• **TASK BRIEF**
Pick out each line with the word "Flow" from the material that follows.

(Collected data)
──────────────────────────────

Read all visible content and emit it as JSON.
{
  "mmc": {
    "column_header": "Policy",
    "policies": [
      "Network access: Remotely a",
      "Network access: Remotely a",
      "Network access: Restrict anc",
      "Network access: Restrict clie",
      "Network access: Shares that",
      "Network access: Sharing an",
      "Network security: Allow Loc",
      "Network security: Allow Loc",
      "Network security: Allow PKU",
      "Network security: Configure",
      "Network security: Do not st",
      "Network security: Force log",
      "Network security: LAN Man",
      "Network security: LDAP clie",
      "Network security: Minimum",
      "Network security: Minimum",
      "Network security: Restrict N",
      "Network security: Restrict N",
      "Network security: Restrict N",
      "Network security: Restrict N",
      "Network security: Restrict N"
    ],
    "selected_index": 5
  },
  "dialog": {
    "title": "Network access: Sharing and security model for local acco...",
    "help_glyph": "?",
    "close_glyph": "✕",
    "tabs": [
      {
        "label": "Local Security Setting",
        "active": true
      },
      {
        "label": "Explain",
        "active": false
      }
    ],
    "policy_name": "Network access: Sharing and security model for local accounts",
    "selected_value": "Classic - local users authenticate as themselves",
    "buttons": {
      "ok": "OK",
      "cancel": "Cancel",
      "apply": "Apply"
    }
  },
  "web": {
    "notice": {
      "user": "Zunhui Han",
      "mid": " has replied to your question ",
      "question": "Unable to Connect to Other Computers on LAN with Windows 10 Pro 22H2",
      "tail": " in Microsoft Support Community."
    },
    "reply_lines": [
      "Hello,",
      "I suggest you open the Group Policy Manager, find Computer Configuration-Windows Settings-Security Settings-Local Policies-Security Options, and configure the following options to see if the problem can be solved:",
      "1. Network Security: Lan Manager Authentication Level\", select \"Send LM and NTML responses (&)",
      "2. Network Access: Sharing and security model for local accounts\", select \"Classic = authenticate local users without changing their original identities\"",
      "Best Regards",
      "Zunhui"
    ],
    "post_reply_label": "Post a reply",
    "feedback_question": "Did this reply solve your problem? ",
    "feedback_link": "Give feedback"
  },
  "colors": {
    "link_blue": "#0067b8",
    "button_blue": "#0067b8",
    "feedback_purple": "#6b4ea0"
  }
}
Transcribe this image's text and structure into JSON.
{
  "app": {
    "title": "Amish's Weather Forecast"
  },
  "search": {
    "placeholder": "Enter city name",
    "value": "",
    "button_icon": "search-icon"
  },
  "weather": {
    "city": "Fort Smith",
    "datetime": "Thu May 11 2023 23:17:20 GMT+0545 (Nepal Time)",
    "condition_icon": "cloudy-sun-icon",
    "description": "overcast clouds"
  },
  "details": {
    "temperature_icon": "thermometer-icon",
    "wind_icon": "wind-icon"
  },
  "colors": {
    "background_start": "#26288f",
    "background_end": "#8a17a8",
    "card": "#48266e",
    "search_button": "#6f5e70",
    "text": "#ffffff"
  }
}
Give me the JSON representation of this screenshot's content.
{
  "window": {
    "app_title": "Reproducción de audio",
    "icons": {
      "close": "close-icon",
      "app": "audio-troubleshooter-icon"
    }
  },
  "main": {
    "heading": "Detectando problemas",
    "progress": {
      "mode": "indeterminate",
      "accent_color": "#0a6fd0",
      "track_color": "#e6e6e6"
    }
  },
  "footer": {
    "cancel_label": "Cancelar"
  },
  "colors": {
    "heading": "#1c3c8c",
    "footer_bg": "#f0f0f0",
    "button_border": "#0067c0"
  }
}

──────────────────────────────

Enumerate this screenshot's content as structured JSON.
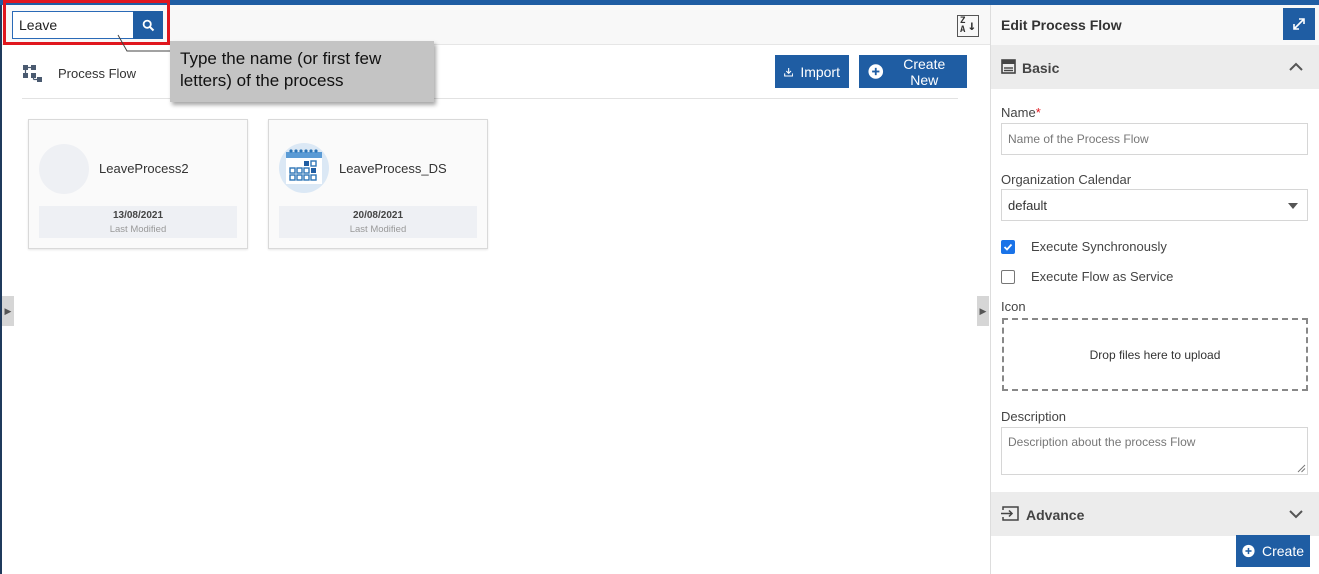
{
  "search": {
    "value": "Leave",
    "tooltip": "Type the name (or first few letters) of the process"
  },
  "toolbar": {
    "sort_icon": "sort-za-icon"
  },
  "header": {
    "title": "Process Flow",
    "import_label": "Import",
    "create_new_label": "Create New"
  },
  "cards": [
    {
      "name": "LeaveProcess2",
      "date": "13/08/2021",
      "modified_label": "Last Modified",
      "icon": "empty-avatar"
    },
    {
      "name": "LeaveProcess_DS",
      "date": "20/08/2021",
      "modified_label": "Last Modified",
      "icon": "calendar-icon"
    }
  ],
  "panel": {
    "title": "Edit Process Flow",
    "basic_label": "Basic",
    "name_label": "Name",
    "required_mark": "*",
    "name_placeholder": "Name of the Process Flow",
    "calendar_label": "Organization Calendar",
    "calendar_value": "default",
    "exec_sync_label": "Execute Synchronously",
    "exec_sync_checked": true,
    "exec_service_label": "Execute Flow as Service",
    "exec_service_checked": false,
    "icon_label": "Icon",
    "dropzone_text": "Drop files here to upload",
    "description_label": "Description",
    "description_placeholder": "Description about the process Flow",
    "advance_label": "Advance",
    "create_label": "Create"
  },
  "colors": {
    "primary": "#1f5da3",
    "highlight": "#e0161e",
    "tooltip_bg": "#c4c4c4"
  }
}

──────────────────────────────

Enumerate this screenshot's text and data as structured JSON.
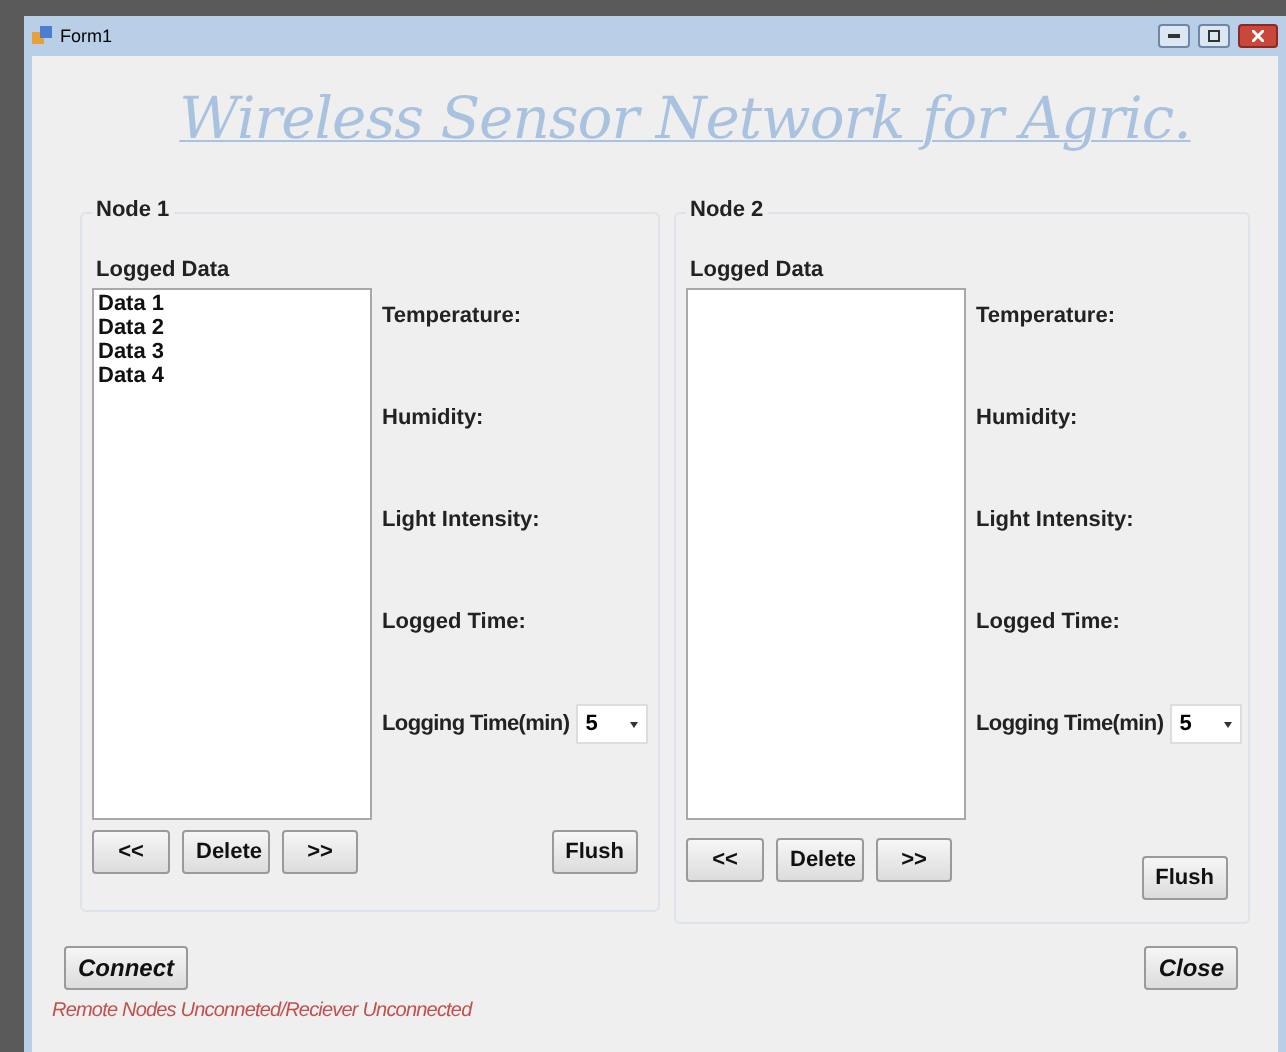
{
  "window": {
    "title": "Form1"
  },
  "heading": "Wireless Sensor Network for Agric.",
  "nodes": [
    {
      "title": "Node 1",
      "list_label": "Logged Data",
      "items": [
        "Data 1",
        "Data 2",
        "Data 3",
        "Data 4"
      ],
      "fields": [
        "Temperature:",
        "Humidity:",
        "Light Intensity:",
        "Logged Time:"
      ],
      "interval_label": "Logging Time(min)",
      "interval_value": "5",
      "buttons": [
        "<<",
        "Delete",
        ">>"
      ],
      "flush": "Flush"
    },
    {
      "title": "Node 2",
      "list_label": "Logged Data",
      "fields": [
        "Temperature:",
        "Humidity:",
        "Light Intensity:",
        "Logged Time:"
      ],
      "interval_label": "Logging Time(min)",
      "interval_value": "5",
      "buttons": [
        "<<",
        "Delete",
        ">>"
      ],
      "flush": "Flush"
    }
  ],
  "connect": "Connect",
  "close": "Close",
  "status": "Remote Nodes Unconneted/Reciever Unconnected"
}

──────────────────────────────

• **RESPONSE BELOW**
    "title": "Process Flow",
    "title": "Edit Process Flow",
    "name_placeholder": "Name of the Process Flow",
    "exec_service_label": "Execute Flow as Service",
    "description_placeholder": "Description about the process Flow",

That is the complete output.